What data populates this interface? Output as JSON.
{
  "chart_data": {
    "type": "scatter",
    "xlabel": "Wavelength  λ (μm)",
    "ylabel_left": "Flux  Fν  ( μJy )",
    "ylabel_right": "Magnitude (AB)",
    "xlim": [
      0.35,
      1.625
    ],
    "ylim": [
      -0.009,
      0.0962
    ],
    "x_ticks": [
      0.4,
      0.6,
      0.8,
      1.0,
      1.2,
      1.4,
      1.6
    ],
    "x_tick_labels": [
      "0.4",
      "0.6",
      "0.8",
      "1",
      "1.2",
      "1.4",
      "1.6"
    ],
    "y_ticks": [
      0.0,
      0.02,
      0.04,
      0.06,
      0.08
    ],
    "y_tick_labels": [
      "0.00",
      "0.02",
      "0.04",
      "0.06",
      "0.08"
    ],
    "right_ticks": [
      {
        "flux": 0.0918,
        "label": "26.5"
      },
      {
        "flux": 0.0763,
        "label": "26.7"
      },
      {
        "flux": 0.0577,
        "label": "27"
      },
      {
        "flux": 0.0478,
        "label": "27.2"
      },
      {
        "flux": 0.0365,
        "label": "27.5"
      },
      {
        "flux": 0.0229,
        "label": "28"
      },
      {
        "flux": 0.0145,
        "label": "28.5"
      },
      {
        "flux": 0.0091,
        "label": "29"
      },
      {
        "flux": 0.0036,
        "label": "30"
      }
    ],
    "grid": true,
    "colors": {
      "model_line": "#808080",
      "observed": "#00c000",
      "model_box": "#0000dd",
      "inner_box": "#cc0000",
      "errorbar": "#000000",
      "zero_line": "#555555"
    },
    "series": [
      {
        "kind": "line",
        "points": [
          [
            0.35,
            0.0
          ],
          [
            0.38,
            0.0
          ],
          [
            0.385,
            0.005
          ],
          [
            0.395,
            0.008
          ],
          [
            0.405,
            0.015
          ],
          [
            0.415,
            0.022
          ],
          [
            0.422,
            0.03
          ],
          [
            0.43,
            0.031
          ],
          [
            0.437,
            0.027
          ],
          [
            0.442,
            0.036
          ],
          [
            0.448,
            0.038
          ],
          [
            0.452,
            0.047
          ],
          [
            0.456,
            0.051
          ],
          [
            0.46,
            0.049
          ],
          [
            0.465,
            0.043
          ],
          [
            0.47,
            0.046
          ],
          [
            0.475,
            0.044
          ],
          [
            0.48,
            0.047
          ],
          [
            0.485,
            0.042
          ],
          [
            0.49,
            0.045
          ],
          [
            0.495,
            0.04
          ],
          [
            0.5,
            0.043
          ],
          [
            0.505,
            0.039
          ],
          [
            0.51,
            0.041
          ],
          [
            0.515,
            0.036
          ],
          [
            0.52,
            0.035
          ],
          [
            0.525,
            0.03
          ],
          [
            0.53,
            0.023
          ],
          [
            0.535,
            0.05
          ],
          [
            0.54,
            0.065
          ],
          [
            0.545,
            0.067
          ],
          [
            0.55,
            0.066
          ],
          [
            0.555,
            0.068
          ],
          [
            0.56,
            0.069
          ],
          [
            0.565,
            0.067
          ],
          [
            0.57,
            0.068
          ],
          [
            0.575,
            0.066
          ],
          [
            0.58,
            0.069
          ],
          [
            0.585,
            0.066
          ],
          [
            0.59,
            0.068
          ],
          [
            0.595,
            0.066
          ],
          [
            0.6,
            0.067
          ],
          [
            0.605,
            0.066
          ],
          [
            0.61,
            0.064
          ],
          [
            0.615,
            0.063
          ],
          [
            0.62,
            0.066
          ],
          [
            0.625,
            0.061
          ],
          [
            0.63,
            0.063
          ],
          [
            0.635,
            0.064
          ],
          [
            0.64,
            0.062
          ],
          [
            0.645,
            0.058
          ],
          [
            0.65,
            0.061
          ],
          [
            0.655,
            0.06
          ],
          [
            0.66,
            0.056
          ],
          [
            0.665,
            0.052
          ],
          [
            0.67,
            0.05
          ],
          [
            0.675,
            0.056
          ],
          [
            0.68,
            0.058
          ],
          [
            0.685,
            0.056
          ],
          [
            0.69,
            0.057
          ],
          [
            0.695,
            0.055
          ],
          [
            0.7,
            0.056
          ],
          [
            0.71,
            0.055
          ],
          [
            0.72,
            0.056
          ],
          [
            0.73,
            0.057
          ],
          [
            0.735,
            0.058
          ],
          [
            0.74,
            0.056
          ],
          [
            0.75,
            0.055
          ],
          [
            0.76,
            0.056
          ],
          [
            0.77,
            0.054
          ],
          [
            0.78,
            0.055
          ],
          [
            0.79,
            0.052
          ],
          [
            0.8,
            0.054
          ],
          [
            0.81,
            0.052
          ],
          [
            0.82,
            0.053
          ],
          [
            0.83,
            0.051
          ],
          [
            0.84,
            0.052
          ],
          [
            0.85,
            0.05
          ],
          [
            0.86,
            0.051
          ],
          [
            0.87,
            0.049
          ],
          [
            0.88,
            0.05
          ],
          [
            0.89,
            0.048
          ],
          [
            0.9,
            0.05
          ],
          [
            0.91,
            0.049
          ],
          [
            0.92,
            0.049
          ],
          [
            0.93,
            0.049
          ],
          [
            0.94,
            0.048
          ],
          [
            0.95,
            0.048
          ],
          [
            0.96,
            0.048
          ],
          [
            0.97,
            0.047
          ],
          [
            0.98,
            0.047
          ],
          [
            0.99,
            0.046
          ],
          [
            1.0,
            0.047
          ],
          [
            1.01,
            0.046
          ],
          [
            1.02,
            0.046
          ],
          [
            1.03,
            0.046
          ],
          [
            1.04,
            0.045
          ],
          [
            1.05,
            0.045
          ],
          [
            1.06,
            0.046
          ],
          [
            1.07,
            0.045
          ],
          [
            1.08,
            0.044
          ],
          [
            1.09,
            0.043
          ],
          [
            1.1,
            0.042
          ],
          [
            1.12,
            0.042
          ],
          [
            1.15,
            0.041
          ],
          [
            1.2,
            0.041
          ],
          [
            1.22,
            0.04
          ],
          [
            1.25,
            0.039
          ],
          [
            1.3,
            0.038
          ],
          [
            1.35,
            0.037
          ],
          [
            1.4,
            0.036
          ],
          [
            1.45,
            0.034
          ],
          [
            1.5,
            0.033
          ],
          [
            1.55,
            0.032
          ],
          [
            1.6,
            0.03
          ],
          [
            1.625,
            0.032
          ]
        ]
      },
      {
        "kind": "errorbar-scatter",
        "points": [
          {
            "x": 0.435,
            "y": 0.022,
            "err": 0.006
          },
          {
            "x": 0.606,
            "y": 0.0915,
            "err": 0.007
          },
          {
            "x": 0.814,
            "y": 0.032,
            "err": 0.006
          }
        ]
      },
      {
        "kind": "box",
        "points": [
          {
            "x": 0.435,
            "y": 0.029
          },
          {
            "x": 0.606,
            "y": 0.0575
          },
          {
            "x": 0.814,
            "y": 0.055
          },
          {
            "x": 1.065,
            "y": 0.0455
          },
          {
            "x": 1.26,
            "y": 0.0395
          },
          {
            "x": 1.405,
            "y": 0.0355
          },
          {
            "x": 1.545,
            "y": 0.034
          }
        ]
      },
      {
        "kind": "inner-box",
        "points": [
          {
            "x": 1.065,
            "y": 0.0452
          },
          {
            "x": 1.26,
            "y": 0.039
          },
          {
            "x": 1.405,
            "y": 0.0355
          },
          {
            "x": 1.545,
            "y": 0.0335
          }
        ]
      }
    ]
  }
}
# # # # # # #
(EXERCISE BRIEF) Word for word, write out all of the data above.

(RESPONSE TO THIS EXERCISE)
What data populates this interface? Output as JSON.
{
  "chart_data": {
    "type": "scatter",
    "xlabel": "Wavelength  λ (μm)",
    "ylabel_left": "Flux  Fν  ( μJy )",
    "ylabel_right": "Magnitude (AB)",
    "xlim": [
      0.35,
      1.625
    ],
    "ylim": [
      -0.009,
      0.0962
    ],
    "x_ticks": [
      0.4,
      0.6,
      0.8,
      1.0,
      1.2,
      1.4,
      1.6
    ],
    "x_tick_labels": [
      "0.4",
      "0.6",
      "0.8",
      "1",
      "1.2",
      "1.4",
      "1.6"
    ],
    "y_ticks": [
      0.0,
      0.02,
      0.04,
      0.06,
      0.08
    ],
    "y_tick_labels": [
      "0.00",
      "0.02",
      "0.04",
      "0.06",
      "0.08"
    ],
    "right_ticks": [
      {
        "flux": 0.0918,
        "label": "26.5"
      },
      {
        "flux": 0.0763,
        "label": "26.7"
      },
      {
        "flux": 0.0577,
        "label": "27"
      },
      {
        "flux": 0.0478,
        "label": "27.2"
      },
      {
        "flux": 0.0365,
        "label": "27.5"
      },
      {
        "flux": 0.0229,
        "label": "28"
      },
      {
        "flux": 0.0145,
        "label": "28.5"
      },
      {
        "flux": 0.0091,
        "label": "29"
      },
      {
        "flux": 0.0036,
        "label": "30"
      }
    ],
    "grid": true,
    "colors": {
      "model_line": "#808080",
      "observed": "#00c000",
      "model_box": "#0000dd",
      "inner_box": "#cc0000",
      "errorbar": "#000000",
      "zero_line": "#555555"
    },
    "series": [
      {
        "kind": "line",
        "points": [
          [
            0.35,
            0.0
          ],
          [
            0.38,
            0.0
          ],
          [
            0.385,
            0.005
          ],
          [
            0.395,
            0.008
          ],
          [
            0.405,
            0.015
          ],
          [
            0.415,
            0.022
          ],
          [
            0.422,
            0.03
          ],
          [
            0.43,
            0.031
          ],
          [
            0.437,
            0.027
          ],
          [
            0.442,
            0.036
          ],
          [
            0.448,
            0.038
          ],
          [
            0.452,
            0.047
          ],
          [
            0.456,
            0.051
          ],
          [
            0.46,
            0.049
          ],
          [
            0.465,
            0.043
          ],
          [
            0.47,
            0.046
          ],
          [
            0.475,
            0.044
          ],
          [
            0.48,
            0.047
          ],
          [
            0.485,
            0.042
          ],
          [
            0.49,
            0.045
          ],
          [
            0.495,
            0.04
          ],
          [
            0.5,
            0.043
          ],
          [
            0.505,
            0.039
          ],
          [
            0.51,
            0.041
          ],
          [
            0.515,
            0.036
          ],
          [
            0.52,
            0.035
          ],
          [
            0.525,
            0.03
          ],
          [
            0.53,
            0.023
          ],
          [
            0.535,
            0.05
          ],
          [
            0.54,
            0.065
          ],
          [
            0.545,
            0.067
          ],
          [
            0.55,
            0.066
          ],
          [
            0.555,
            0.068
          ],
          [
            0.56,
            0.069
          ],
          [
            0.565,
            0.067
          ],
          [
            0.57,
            0.068
          ],
          [
            0.575,
            0.066
          ],
          [
            0.58,
            0.069
          ],
          [
            0.585,
            0.066
          ],
          [
            0.59,
            0.068
          ],
          [
            0.595,
            0.066
          ],
          [
            0.6,
            0.067
          ],
          [
            0.605,
            0.066
          ],
          [
            0.61,
            0.064
          ],
          [
            0.615,
            0.063
          ],
          [
            0.62,
            0.066
          ],
          [
            0.625,
            0.061
          ],
          [
            0.63,
            0.063
          ],
          [
            0.635,
            0.064
          ],
          [
            0.64,
            0.062
          ],
          [
            0.645,
            0.058
          ],
          [
            0.65,
            0.061
          ],
          [
            0.655,
            0.06
          ],
          [
            0.66,
            0.056
          ],
          [
            0.665,
            0.052
          ],
          [
            0.67,
            0.05
          ],
          [
            0.675,
            0.056
          ],
          [
            0.68,
            0.058
          ],
          [
            0.685,
            0.056
          ],
          [
            0.69,
            0.057
          ],
          [
            0.695,
            0.055
          ],
          [
            0.7,
            0.056
          ],
          [
            0.71,
            0.055
          ],
          [
            0.72,
            0.056
          ],
          [
            0.73,
            0.057
          ],
          [
            0.735,
            0.058
          ],
          [
            0.74,
            0.056
          ],
          [
            0.75,
            0.055
          ],
          [
            0.76,
            0.056
          ],
          [
            0.77,
            0.054
          ],
          [
            0.78,
            0.055
          ],
          [
            0.79,
            0.052
          ],
          [
            0.8,
            0.054
          ],
          [
            0.81,
            0.052
          ],
          [
            0.82,
            0.053
          ],
          [
            0.83,
            0.051
          ],
          [
            0.84,
            0.052
          ],
          [
            0.85,
            0.05
          ],
          [
            0.86,
            0.051
          ],
          [
            0.87,
            0.049
          ],
          [
            0.88,
            0.05
          ],
          [
            0.89,
            0.048
          ],
          [
            0.9,
            0.05
          ],
          [
            0.91,
            0.049
          ],
          [
            0.92,
            0.049
          ],
          [
            0.93,
            0.049
          ],
          [
            0.94,
            0.048
          ],
          [
            0.95,
            0.048
          ],
          [
            0.96,
            0.048
          ],
          [
            0.97,
            0.047
          ],
          [
            0.98,
            0.047
          ],
          [
            0.99,
            0.046
          ],
          [
            1.0,
            0.047
          ],
          [
            1.01,
            0.046
          ],
          [
            1.02,
            0.046
          ],
          [
            1.03,
            0.046
          ],
          [
            1.04,
            0.045
          ],
          [
            1.05,
            0.045
          ],
          [
            1.06,
            0.046
          ],
          [
            1.07,
            0.045
          ],
          [
            1.08,
            0.044
          ],
          [
            1.09,
            0.043
          ],
          [
            1.1,
            0.042
          ],
          [
            1.12,
            0.042
          ],
          [
            1.15,
            0.041
          ],
          [
            1.2,
            0.041
          ],
          [
            1.22,
            0.04
          ],
          [
            1.25,
            0.039
          ],
          [
            1.3,
            0.038
          ],
          [
            1.35,
            0.037
          ],
          [
            1.4,
            0.036
          ],
          [
            1.45,
            0.034
          ],
          [
            1.5,
            0.033
          ],
          [
            1.55,
            0.032
          ],
          [
            1.6,
            0.03
          ],
          [
            1.625,
            0.032
          ]
        ]
      },
      {
        "kind": "errorbar-scatter",
        "points": [
          {
            "x": 0.435,
            "y": 0.022,
            "err": 0.006
          },
          {
            "x": 0.606,
            "y": 0.0915,
            "err": 0.007
          },
          {
            "x": 0.814,
            "y": 0.032,
            "err": 0.006
          }
        ]
      },
      {
        "kind": "box",
        "points": [
          {
            "x": 0.435,
            "y": 0.029
          },
          {
            "x": 0.606,
            "y": 0.0575
          },
          {
            "x": 0.814,
            "y": 0.055
          },
          {
            "x": 1.065,
            "y": 0.0455
          },
          {
            "x": 1.26,
            "y": 0.0395
          },
          {
            "x": 1.405,
            "y": 0.0355
          },
          {
            "x": 1.545,
            "y": 0.034
          }
        ]
      },
      {
        "kind": "inner-box",
        "points": [
          {
            "x": 1.065,
            "y": 0.0452
          },
          {
            "x": 1.26,
            "y": 0.039
          },
          {
            "x": 1.405,
            "y": 0.0355
          },
          {
            "x": 1.545,
            "y": 0.0335
          }
        ]
      }
    ]
  }
}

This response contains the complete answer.